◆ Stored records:

-- -- --

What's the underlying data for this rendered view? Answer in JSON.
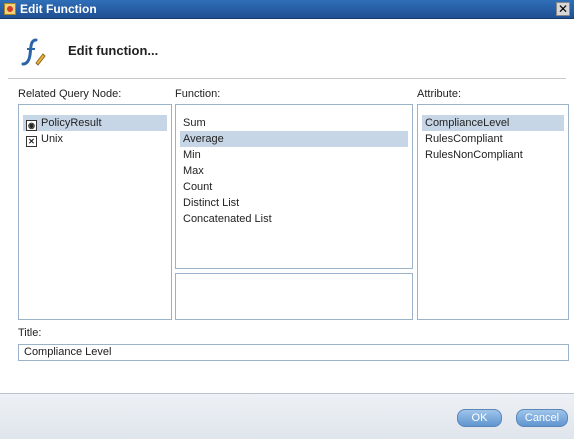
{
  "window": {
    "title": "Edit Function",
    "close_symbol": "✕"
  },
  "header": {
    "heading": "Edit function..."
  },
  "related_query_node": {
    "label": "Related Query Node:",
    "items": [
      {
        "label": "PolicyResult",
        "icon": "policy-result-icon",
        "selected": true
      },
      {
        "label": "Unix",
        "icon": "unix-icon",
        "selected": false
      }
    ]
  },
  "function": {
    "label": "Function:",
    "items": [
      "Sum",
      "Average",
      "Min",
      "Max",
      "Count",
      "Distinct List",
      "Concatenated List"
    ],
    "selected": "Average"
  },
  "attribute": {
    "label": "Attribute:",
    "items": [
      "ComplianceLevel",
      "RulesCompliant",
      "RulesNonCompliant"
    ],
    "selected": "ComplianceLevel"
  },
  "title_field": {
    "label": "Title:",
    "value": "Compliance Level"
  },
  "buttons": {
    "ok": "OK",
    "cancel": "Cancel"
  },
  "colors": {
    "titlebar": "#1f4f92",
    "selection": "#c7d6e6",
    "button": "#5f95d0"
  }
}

-- -- --

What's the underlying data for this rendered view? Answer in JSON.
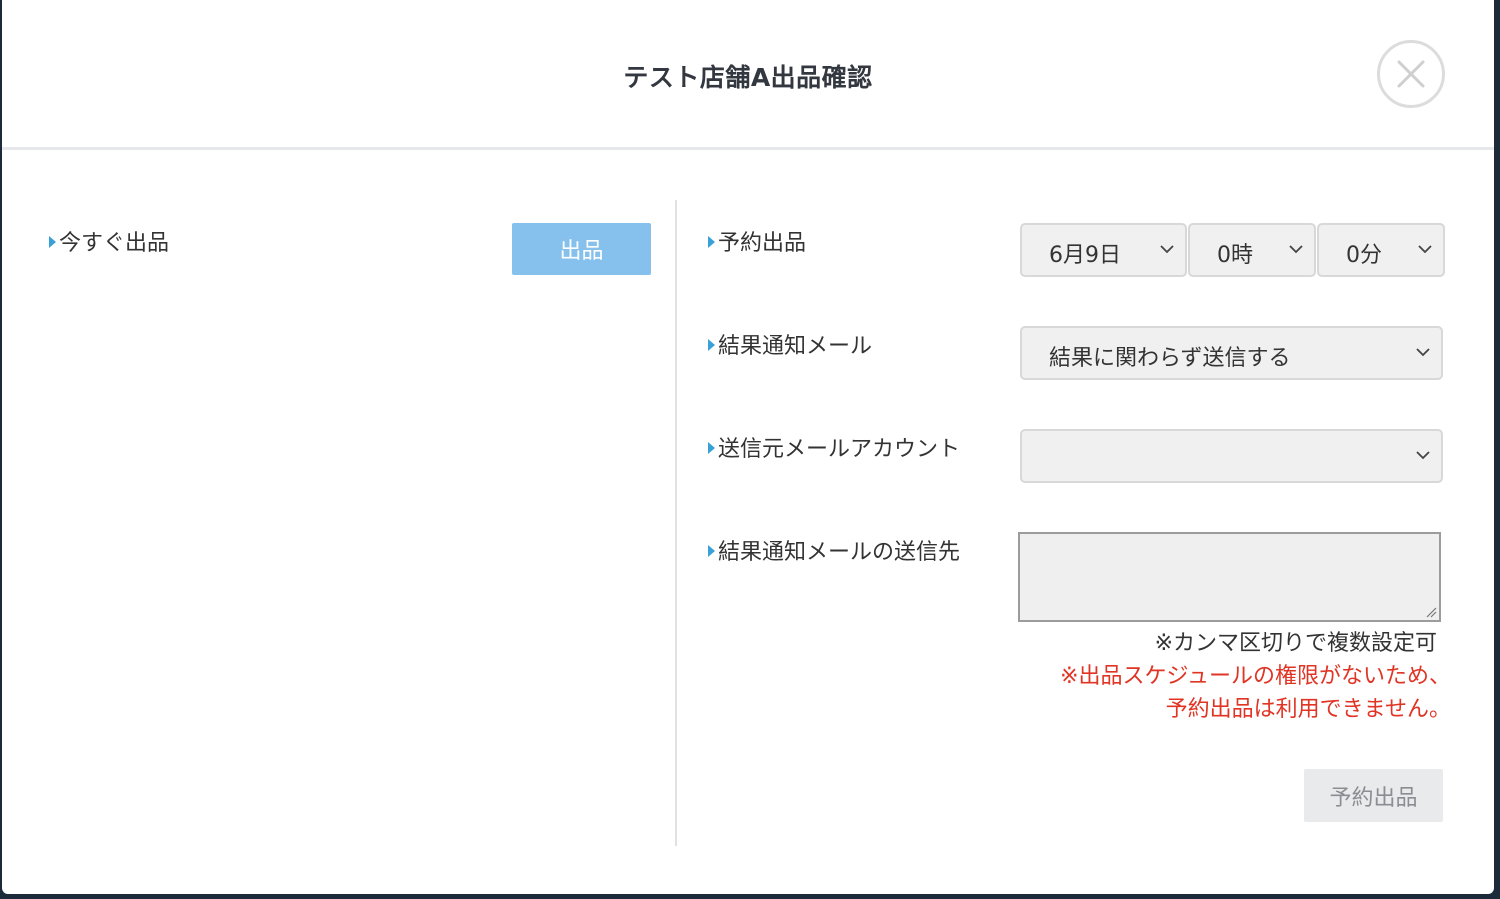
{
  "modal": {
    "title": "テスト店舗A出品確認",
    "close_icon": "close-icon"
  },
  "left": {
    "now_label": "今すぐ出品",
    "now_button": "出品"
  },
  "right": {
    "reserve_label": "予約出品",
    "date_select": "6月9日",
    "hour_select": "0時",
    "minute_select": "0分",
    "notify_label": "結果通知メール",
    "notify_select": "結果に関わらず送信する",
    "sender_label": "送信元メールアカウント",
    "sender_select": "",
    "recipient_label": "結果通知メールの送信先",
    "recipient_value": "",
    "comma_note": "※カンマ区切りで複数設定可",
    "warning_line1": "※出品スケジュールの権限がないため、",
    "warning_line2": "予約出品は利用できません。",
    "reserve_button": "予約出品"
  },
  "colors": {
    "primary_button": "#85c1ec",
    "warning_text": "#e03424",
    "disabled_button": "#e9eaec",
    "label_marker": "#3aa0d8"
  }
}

-- -- --

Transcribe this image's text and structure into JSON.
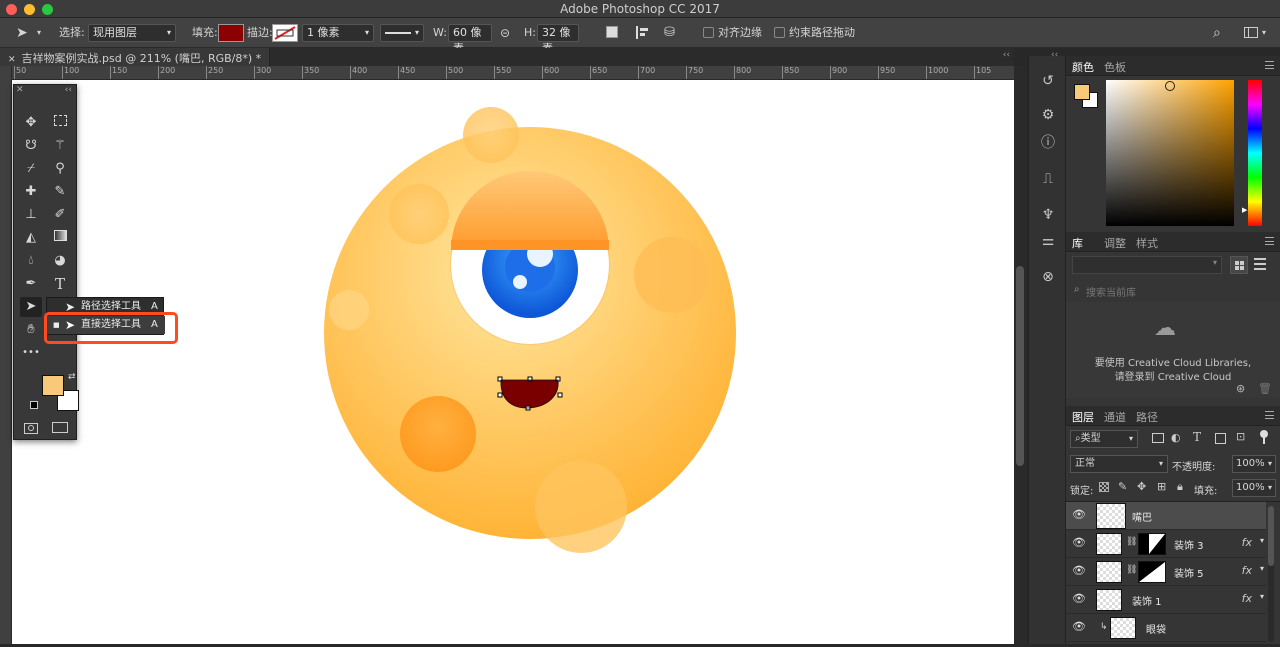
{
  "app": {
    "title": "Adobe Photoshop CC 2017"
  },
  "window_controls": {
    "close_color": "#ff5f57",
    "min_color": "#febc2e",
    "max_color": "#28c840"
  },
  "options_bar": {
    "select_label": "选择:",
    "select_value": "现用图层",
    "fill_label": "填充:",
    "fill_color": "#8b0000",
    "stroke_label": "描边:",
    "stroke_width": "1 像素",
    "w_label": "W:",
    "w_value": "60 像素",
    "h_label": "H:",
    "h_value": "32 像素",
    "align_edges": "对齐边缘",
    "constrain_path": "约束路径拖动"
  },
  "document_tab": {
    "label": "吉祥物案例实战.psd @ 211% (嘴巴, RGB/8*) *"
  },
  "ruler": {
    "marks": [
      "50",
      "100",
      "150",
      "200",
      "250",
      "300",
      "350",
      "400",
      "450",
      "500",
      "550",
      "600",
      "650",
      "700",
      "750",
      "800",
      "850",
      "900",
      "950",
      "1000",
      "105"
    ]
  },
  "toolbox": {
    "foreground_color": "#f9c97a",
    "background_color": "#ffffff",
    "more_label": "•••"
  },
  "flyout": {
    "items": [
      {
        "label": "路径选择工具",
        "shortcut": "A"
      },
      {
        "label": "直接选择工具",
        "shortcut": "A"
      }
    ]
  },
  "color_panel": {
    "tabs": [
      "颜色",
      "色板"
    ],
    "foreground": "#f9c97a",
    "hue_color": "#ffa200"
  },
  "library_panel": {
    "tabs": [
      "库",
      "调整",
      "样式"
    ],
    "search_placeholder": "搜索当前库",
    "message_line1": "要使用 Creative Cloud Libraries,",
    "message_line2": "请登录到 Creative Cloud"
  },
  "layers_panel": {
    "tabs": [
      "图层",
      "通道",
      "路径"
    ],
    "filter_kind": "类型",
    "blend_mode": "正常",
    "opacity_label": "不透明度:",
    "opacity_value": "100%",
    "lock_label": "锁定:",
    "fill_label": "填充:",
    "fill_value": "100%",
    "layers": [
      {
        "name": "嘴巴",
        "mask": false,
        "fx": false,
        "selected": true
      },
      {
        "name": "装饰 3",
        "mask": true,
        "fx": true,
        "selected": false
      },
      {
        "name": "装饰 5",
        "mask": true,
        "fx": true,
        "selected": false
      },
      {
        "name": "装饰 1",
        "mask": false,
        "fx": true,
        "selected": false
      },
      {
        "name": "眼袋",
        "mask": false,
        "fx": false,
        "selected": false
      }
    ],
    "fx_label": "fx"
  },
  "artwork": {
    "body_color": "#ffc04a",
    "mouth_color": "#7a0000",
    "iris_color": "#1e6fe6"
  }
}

-- -- --

◆ Instructions to follow: Track down all lines above with the string "Creative" and copy them.

◆ Full answer:
    "message_line1": "要使用 Creative Cloud Libraries,",
    "message_line2": "请登录到 Creative Cloud"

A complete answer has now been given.